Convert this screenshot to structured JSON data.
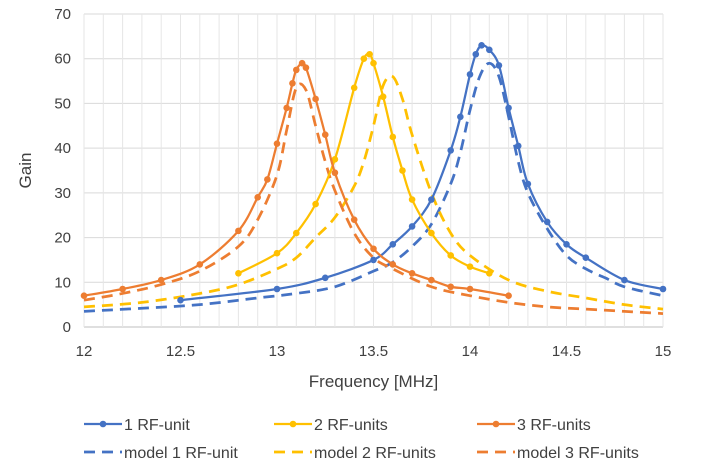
{
  "chart_data": {
    "type": "line",
    "xlabel": "Frequency [MHz]",
    "ylabel": "Gain",
    "xlim": [
      12,
      15
    ],
    "ylim": [
      0,
      70
    ],
    "xticks": [
      "12",
      "12.5",
      "13",
      "13.5",
      "14",
      "14.5",
      "15"
    ],
    "yticks": [
      "0",
      "10",
      "20",
      "30",
      "40",
      "50",
      "60",
      "70"
    ],
    "grid": true,
    "legend_position": "bottom",
    "series": [
      {
        "name": "1 RF-unit",
        "style": "solid-markers",
        "color": "#4472C4",
        "x": [
          12.5,
          13.0,
          13.25,
          13.5,
          13.6,
          13.7,
          13.8,
          13.9,
          13.95,
          14.0,
          14.03,
          14.06,
          14.1,
          14.15,
          14.2,
          14.25,
          14.3,
          14.4,
          14.5,
          14.6,
          14.8,
          15.0
        ],
        "y": [
          6,
          8.5,
          11,
          15,
          18.5,
          22.5,
          28.5,
          39.5,
          47,
          56.5,
          61,
          63,
          62,
          58.5,
          49,
          40.5,
          32,
          23.5,
          18.5,
          15.5,
          10.5,
          8.5
        ]
      },
      {
        "name": "2 RF-units",
        "style": "solid-markers",
        "color": "#FFC000",
        "x": [
          12.8,
          13.0,
          13.1,
          13.2,
          13.3,
          13.4,
          13.45,
          13.48,
          13.5,
          13.55,
          13.6,
          13.65,
          13.7,
          13.8,
          13.9,
          14.0,
          14.1
        ],
        "y": [
          12,
          16.5,
          21,
          27.5,
          37.5,
          53.5,
          60,
          61,
          59,
          51.5,
          42.5,
          35,
          28.5,
          21,
          16,
          13.5,
          12
        ]
      },
      {
        "name": "3 RF-units",
        "style": "solid-markers",
        "color": "#ED7D31",
        "x": [
          12.0,
          12.2,
          12.4,
          12.6,
          12.8,
          12.9,
          12.95,
          13.0,
          13.05,
          13.08,
          13.1,
          13.13,
          13.15,
          13.2,
          13.25,
          13.3,
          13.4,
          13.5,
          13.6,
          13.7,
          13.8,
          13.9,
          14.0,
          14.2
        ],
        "y": [
          7,
          8.5,
          10.5,
          14,
          21.5,
          29,
          33,
          41,
          49,
          54.5,
          57.5,
          59,
          58,
          51,
          43,
          34.5,
          24,
          17.5,
          14,
          12,
          10.5,
          9,
          8.5,
          7
        ]
      },
      {
        "name": "model 1 RF-unit",
        "style": "dashed",
        "color": "#4472C4",
        "x": [
          12.0,
          12.3,
          12.6,
          12.9,
          13.1,
          13.3,
          13.5,
          13.6,
          13.7,
          13.8,
          13.9,
          13.95,
          14.0,
          14.05,
          14.1,
          14.15,
          14.2,
          14.25,
          14.3,
          14.4,
          14.5,
          14.6,
          14.7,
          14.8,
          15.0
        ],
        "y": [
          3.5,
          4.2,
          5.0,
          6.5,
          7.5,
          9.0,
          12.5,
          14.5,
          18,
          23,
          32,
          39,
          48.5,
          56,
          59,
          56,
          47,
          37,
          30,
          22,
          16,
          13,
          11,
          9,
          7
        ]
      },
      {
        "name": "model 2 RF-units",
        "style": "dashed",
        "color": "#FFC000",
        "x": [
          12.0,
          12.3,
          12.6,
          12.8,
          13.0,
          13.1,
          13.2,
          13.3,
          13.4,
          13.45,
          13.5,
          13.55,
          13.6,
          13.65,
          13.7,
          13.8,
          13.9,
          14.0,
          14.2,
          14.4,
          14.6,
          14.8,
          15.0
        ],
        "y": [
          4.5,
          5.5,
          7.5,
          9.5,
          13,
          15.5,
          20,
          24.5,
          31.5,
          37,
          45,
          54,
          56,
          51,
          43,
          30,
          21,
          16,
          10.5,
          8,
          6.5,
          5,
          4
        ]
      },
      {
        "name": "model 3 RF-units",
        "style": "dashed",
        "color": "#ED7D31",
        "x": [
          12.0,
          12.2,
          12.4,
          12.6,
          12.8,
          12.9,
          13.0,
          13.05,
          13.1,
          13.15,
          13.2,
          13.25,
          13.3,
          13.4,
          13.5,
          13.6,
          13.8,
          14.0,
          14.2,
          14.4,
          14.6,
          14.8,
          15.0
        ],
        "y": [
          6,
          7.5,
          9.5,
          12.5,
          18,
          24,
          34,
          44,
          53.5,
          53,
          45,
          37,
          30.5,
          21,
          15.5,
          13,
          9,
          7,
          5.5,
          4.5,
          4,
          3.5,
          3
        ]
      }
    ]
  }
}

# # # #

### Problem
Print the complete listing exactly as it stands, without its pictures.

### Exercise response
Convert this screenshot to structured JSON data.
{
  "chart_data": {
    "type": "line",
    "xlabel": "Frequency [MHz]",
    "ylabel": "Gain",
    "xlim": [
      12,
      15
    ],
    "ylim": [
      0,
      70
    ],
    "xticks": [
      "12",
      "12.5",
      "13",
      "13.5",
      "14",
      "14.5",
      "15"
    ],
    "yticks": [
      "0",
      "10",
      "20",
      "30",
      "40",
      "50",
      "60",
      "70"
    ],
    "grid": true,
    "legend_position": "bottom",
    "series": [
      {
        "name": "1 RF-unit",
        "style": "solid-markers",
        "color": "#4472C4",
        "x": [
          12.5,
          13.0,
          13.25,
          13.5,
          13.6,
          13.7,
          13.8,
          13.9,
          13.95,
          14.0,
          14.03,
          14.06,
          14.1,
          14.15,
          14.2,
          14.25,
          14.3,
          14.4,
          14.5,
          14.6,
          14.8,
          15.0
        ],
        "y": [
          6,
          8.5,
          11,
          15,
          18.5,
          22.5,
          28.5,
          39.5,
          47,
          56.5,
          61,
          63,
          62,
          58.5,
          49,
          40.5,
          32,
          23.5,
          18.5,
          15.5,
          10.5,
          8.5
        ]
      },
      {
        "name": "2 RF-units",
        "style": "solid-markers",
        "color": "#FFC000",
        "x": [
          12.8,
          13.0,
          13.1,
          13.2,
          13.3,
          13.4,
          13.45,
          13.48,
          13.5,
          13.55,
          13.6,
          13.65,
          13.7,
          13.8,
          13.9,
          14.0,
          14.1
        ],
        "y": [
          12,
          16.5,
          21,
          27.5,
          37.5,
          53.5,
          60,
          61,
          59,
          51.5,
          42.5,
          35,
          28.5,
          21,
          16,
          13.5,
          12
        ]
      },
      {
        "name": "3 RF-units",
        "style": "solid-markers",
        "color": "#ED7D31",
        "x": [
          12.0,
          12.2,
          12.4,
          12.6,
          12.8,
          12.9,
          12.95,
          13.0,
          13.05,
          13.08,
          13.1,
          13.13,
          13.15,
          13.2,
          13.25,
          13.3,
          13.4,
          13.5,
          13.6,
          13.7,
          13.8,
          13.9,
          14.0,
          14.2
        ],
        "y": [
          7,
          8.5,
          10.5,
          14,
          21.5,
          29,
          33,
          41,
          49,
          54.5,
          57.5,
          59,
          58,
          51,
          43,
          34.5,
          24,
          17.5,
          14,
          12,
          10.5,
          9,
          8.5,
          7
        ]
      },
      {
        "name": "model 1 RF-unit",
        "style": "dashed",
        "color": "#4472C4",
        "x": [
          12.0,
          12.3,
          12.6,
          12.9,
          13.1,
          13.3,
          13.5,
          13.6,
          13.7,
          13.8,
          13.9,
          13.95,
          14.0,
          14.05,
          14.1,
          14.15,
          14.2,
          14.25,
          14.3,
          14.4,
          14.5,
          14.6,
          14.7,
          14.8,
          15.0
        ],
        "y": [
          3.5,
          4.2,
          5.0,
          6.5,
          7.5,
          9.0,
          12.5,
          14.5,
          18,
          23,
          32,
          39,
          48.5,
          56,
          59,
          56,
          47,
          37,
          30,
          22,
          16,
          13,
          11,
          9,
          7
        ]
      },
      {
        "name": "model 2 RF-units",
        "style": "dashed",
        "color": "#FFC000",
        "x": [
          12.0,
          12.3,
          12.6,
          12.8,
          13.0,
          13.1,
          13.2,
          13.3,
          13.4,
          13.45,
          13.5,
          13.55,
          13.6,
          13.65,
          13.7,
          13.8,
          13.9,
          14.0,
          14.2,
          14.4,
          14.6,
          14.8,
          15.0
        ],
        "y": [
          4.5,
          5.5,
          7.5,
          9.5,
          13,
          15.5,
          20,
          24.5,
          31.5,
          37,
          45,
          54,
          56,
          51,
          43,
          30,
          21,
          16,
          10.5,
          8,
          6.5,
          5,
          4
        ]
      },
      {
        "name": "model 3 RF-units",
        "style": "dashed",
        "color": "#ED7D31",
        "x": [
          12.0,
          12.2,
          12.4,
          12.6,
          12.8,
          12.9,
          13.0,
          13.05,
          13.1,
          13.15,
          13.2,
          13.25,
          13.3,
          13.4,
          13.5,
          13.6,
          13.8,
          14.0,
          14.2,
          14.4,
          14.6,
          14.8,
          15.0
        ],
        "y": [
          6,
          7.5,
          9.5,
          12.5,
          18,
          24,
          34,
          44,
          53.5,
          53,
          45,
          37,
          30.5,
          21,
          15.5,
          13,
          9,
          7,
          5.5,
          4.5,
          4,
          3.5,
          3
        ]
      }
    ]
  }
}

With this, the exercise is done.